◆ **GOAL**
Using the records below, locate all lines containing "Advanced" and return them.

◆ **TASK INPUTS**

(begin)

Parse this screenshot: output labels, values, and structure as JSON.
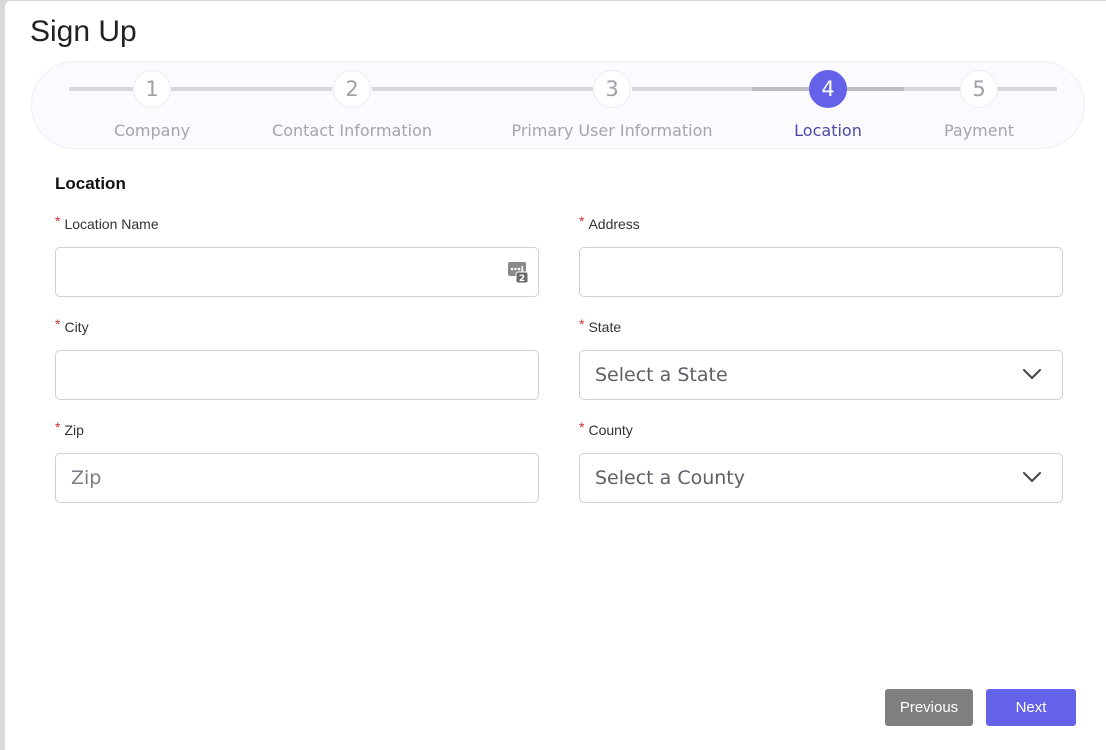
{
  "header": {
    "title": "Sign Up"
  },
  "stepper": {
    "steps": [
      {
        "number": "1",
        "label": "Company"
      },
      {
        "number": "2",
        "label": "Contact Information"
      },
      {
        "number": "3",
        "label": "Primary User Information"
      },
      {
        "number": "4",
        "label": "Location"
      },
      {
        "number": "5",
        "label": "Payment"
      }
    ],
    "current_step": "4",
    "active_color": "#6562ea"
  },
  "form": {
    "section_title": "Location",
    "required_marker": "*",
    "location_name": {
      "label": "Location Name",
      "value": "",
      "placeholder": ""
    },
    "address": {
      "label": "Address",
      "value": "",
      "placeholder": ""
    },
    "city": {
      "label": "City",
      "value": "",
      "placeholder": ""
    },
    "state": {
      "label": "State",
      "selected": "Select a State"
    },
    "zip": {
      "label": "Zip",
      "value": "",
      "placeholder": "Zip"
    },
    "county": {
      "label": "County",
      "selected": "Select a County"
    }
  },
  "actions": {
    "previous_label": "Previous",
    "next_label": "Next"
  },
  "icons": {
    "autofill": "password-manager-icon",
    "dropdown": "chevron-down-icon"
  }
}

(end)
(begin)

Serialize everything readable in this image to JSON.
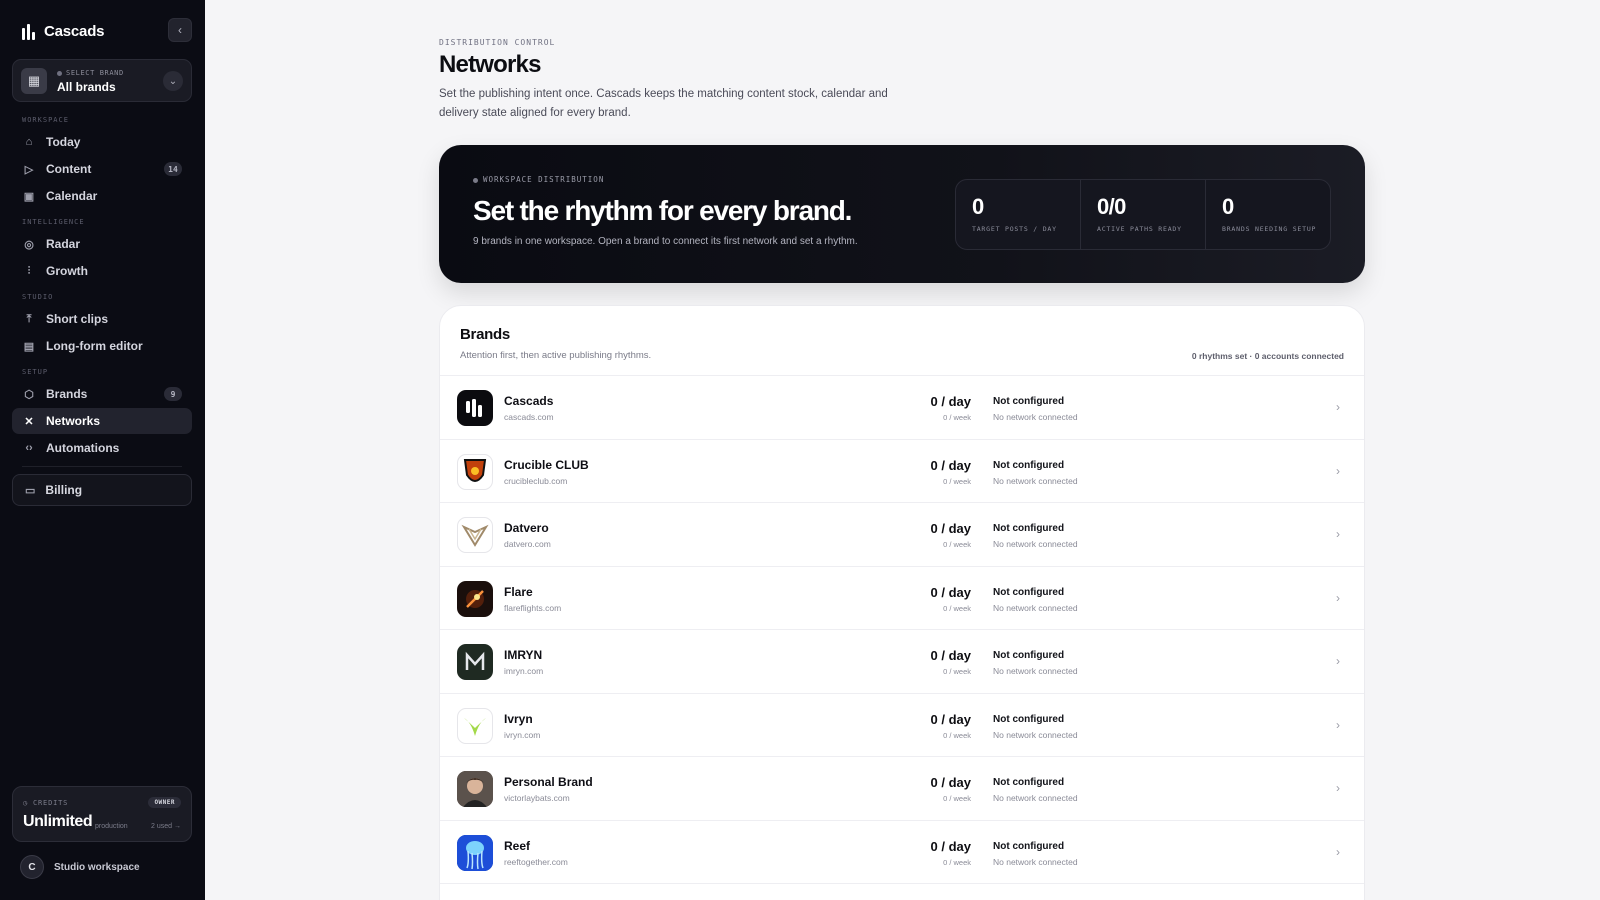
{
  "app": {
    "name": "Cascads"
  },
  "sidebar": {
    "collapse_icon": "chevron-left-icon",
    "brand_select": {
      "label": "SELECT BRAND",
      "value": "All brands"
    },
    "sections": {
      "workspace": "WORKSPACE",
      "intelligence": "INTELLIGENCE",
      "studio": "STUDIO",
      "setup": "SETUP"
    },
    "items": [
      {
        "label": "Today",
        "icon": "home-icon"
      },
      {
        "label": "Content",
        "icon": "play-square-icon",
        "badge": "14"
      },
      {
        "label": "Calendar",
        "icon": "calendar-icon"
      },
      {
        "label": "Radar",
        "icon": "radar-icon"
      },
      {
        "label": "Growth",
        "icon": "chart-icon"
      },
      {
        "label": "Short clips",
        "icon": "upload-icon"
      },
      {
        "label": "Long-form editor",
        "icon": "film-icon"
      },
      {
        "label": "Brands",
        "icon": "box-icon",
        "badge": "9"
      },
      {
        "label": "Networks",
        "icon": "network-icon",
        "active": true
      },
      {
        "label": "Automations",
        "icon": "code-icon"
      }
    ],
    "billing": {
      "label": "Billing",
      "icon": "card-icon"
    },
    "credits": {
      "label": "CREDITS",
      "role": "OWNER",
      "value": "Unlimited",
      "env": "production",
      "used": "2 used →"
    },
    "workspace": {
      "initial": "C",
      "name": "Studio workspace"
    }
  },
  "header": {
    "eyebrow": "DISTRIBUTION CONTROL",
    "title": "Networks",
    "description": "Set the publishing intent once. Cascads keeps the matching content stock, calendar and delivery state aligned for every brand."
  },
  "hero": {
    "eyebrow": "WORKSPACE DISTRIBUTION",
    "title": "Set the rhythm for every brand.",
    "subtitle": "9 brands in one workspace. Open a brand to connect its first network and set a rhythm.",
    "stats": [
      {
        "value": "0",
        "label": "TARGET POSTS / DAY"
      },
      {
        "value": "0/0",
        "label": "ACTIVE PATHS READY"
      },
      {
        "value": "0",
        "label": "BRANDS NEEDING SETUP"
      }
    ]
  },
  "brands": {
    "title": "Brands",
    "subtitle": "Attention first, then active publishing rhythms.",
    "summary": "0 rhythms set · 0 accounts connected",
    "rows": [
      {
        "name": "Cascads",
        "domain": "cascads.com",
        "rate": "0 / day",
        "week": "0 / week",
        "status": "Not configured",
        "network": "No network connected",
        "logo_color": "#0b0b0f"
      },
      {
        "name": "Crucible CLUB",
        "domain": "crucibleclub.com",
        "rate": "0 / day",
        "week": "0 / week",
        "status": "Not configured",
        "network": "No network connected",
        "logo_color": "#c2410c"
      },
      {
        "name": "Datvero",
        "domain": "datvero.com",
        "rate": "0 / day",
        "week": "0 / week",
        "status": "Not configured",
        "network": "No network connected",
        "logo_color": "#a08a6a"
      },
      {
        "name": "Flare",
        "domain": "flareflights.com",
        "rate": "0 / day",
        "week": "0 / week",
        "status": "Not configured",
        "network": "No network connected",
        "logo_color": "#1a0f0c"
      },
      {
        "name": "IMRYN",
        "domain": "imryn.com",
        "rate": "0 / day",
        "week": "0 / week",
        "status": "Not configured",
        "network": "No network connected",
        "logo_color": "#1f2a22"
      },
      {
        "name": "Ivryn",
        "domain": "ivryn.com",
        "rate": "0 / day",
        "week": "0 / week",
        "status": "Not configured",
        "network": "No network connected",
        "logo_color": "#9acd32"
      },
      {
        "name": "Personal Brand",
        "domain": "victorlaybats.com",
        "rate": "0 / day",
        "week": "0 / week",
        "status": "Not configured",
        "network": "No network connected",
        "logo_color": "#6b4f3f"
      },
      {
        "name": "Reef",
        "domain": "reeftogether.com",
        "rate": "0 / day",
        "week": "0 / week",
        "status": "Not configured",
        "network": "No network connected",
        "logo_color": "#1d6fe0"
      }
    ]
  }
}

(end)
(begin)

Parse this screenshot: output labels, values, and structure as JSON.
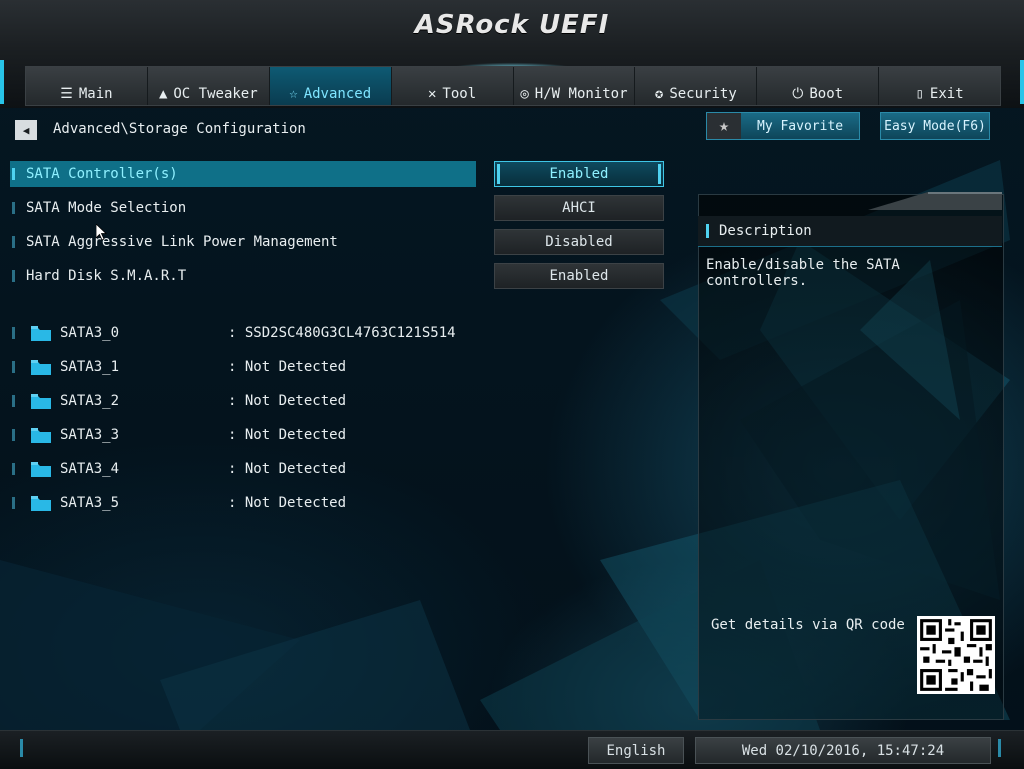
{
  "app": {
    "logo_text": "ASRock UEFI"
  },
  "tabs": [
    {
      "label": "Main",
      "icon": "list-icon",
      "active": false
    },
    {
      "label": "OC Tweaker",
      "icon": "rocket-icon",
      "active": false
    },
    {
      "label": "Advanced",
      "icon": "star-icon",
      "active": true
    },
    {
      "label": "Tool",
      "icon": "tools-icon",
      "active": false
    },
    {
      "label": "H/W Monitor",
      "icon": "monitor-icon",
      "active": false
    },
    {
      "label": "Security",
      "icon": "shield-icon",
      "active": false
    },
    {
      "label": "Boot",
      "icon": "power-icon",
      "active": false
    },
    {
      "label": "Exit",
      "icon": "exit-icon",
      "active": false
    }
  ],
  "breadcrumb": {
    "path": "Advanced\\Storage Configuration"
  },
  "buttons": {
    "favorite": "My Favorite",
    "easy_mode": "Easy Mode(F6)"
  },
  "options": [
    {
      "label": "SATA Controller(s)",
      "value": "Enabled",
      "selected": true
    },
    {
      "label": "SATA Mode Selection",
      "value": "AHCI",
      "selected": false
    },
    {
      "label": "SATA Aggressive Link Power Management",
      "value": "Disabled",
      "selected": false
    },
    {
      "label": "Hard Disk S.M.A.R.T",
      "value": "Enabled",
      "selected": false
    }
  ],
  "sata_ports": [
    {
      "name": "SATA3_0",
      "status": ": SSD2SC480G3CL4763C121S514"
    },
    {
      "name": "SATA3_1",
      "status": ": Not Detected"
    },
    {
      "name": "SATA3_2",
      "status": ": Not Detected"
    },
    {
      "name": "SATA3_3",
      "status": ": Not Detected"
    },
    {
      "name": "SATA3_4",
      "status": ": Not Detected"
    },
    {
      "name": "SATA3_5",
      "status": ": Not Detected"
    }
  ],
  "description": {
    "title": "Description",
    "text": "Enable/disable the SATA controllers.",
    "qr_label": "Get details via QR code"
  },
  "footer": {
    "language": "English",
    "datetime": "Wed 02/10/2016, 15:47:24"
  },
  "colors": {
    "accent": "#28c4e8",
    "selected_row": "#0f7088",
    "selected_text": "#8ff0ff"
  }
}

(end)

◆ **FINISHED ANSWER**
      "label": "Advanced",
    "path": "Advanced\\Storage Configuration"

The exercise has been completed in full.